*YOUR INSTRUCTIONS*: Reproduce all lines of the listing below in which the word "مكحول" occurs.

*MATERIAL*:

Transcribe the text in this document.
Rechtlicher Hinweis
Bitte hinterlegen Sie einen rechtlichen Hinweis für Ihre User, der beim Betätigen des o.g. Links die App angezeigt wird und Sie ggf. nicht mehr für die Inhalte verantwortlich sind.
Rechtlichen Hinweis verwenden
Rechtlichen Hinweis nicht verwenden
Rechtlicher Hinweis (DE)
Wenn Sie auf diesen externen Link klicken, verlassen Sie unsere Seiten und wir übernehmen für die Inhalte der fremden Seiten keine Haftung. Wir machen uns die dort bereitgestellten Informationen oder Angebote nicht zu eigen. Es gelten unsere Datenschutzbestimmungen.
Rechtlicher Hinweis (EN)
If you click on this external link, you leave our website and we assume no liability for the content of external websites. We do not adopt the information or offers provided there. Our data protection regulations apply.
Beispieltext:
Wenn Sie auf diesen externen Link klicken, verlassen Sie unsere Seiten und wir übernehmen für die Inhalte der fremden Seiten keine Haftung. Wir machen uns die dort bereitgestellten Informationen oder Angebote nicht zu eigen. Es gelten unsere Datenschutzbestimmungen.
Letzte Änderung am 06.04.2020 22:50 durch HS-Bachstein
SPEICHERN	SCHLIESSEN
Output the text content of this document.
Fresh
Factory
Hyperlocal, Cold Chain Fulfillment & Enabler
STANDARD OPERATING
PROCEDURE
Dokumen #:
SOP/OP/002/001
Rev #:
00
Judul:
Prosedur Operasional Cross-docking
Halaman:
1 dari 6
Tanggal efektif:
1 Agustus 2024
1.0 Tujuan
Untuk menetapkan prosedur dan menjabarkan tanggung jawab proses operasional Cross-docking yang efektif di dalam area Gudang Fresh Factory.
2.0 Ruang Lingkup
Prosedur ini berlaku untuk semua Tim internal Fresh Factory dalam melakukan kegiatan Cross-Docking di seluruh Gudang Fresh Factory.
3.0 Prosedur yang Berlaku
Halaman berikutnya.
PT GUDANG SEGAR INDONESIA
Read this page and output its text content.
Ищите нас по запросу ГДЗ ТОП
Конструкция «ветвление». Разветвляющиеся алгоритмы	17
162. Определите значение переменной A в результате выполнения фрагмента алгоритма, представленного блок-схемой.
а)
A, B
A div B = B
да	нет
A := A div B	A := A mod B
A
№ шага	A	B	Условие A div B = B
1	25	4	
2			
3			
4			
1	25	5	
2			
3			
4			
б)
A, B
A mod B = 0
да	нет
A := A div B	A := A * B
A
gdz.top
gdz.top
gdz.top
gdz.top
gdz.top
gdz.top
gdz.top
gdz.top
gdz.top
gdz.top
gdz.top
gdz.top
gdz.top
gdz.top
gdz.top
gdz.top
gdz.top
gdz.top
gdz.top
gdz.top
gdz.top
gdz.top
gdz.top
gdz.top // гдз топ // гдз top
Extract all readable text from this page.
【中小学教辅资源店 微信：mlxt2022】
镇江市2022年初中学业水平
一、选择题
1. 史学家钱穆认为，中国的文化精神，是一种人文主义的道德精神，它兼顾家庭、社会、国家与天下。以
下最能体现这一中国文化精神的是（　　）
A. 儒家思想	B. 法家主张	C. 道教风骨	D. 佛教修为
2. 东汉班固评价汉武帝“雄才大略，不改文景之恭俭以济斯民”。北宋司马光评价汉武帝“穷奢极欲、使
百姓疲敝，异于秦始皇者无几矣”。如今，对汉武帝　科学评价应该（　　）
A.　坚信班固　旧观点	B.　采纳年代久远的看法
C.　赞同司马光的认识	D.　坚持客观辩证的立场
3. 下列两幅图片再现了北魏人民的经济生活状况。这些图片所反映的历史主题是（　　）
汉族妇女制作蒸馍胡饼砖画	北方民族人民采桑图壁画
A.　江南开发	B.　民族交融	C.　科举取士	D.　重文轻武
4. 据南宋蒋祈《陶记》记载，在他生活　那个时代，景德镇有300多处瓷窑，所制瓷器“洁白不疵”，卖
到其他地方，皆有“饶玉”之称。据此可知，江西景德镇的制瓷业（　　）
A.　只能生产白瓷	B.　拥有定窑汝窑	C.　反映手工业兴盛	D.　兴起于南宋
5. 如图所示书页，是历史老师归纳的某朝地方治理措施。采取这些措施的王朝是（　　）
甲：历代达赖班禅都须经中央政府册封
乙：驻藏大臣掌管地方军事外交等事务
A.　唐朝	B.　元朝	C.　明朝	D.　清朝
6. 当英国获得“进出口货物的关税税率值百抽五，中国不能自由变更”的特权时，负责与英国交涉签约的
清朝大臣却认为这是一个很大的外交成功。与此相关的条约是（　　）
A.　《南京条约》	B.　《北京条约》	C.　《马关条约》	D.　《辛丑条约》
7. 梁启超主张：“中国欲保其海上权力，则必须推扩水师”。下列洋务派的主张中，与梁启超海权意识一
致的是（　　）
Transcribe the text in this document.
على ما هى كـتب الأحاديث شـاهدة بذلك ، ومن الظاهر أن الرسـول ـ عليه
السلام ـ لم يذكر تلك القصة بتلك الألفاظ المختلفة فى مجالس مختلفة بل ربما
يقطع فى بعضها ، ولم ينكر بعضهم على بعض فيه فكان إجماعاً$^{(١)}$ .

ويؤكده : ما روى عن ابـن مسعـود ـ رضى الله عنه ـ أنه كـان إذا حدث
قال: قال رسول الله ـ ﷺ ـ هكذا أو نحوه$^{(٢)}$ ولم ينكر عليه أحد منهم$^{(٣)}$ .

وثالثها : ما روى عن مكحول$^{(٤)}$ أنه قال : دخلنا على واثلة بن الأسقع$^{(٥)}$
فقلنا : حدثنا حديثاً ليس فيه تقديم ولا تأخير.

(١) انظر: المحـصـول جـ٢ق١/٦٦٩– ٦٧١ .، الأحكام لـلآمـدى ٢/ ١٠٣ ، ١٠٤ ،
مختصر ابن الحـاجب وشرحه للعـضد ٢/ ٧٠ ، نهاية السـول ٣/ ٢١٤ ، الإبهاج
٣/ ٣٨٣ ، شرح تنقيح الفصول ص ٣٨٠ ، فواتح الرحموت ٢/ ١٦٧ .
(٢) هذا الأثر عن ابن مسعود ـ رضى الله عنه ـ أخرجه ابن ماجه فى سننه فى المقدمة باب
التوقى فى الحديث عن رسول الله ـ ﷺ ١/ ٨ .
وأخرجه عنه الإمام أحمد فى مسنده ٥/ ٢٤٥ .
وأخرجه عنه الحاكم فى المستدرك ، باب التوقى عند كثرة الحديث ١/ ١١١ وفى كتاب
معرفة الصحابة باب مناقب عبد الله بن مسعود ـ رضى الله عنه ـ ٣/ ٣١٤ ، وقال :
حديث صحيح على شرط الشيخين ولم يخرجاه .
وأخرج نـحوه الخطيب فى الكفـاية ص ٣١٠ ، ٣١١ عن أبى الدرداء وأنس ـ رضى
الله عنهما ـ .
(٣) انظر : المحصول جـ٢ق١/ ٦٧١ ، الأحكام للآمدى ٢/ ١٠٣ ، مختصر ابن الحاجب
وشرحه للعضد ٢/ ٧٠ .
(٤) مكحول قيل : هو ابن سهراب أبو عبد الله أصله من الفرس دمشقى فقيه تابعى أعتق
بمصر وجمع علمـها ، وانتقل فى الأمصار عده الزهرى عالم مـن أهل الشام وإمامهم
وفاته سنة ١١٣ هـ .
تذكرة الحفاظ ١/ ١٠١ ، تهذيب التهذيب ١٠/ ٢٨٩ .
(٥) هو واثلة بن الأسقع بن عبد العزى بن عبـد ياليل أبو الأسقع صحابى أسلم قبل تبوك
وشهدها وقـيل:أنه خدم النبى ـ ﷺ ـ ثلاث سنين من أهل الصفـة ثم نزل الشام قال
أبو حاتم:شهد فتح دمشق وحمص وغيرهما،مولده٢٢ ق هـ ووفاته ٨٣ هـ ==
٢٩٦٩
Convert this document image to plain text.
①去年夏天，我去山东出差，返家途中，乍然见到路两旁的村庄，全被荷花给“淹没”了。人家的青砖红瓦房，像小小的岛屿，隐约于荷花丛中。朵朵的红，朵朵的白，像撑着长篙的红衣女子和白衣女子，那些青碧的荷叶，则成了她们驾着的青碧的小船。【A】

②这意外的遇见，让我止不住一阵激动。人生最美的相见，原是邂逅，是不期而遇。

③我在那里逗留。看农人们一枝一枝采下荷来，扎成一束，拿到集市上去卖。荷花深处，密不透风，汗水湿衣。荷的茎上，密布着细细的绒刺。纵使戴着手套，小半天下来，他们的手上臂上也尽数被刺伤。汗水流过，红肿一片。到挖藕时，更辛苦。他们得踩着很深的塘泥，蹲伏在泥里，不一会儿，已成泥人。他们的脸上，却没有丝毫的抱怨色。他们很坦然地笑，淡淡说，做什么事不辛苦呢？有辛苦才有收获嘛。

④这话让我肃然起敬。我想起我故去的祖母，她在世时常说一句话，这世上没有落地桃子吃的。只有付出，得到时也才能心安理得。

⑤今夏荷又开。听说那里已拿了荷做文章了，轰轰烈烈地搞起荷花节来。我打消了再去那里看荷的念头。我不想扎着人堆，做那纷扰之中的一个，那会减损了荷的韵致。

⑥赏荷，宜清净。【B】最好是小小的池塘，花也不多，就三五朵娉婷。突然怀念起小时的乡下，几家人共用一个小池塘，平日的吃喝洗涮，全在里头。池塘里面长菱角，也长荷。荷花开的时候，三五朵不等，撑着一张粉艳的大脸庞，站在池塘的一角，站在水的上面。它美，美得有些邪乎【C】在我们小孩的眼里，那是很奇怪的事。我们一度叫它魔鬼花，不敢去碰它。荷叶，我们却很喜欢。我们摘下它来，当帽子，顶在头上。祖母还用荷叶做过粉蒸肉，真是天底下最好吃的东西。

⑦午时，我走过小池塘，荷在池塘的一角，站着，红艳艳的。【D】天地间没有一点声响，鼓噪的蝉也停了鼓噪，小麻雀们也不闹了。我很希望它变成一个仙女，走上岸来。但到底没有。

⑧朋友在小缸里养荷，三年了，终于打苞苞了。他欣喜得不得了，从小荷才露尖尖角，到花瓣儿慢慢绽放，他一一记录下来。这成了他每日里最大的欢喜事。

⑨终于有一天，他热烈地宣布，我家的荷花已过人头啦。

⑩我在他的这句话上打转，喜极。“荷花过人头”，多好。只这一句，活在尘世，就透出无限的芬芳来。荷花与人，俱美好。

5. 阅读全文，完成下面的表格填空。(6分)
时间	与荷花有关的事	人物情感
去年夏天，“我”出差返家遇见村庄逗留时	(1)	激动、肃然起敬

*WRITTEN RESPONSE*:
وثالثها : ما روى عن مكحول$^{(٤)}$ أنه قال : دخلنا على واثلة بن الأسقع$^{(٥)}$
(٤) مكحول قيل : هو ابن سهراب أبو عبد الله أصله من الفرس دمشقى فقيه تابعى أعتق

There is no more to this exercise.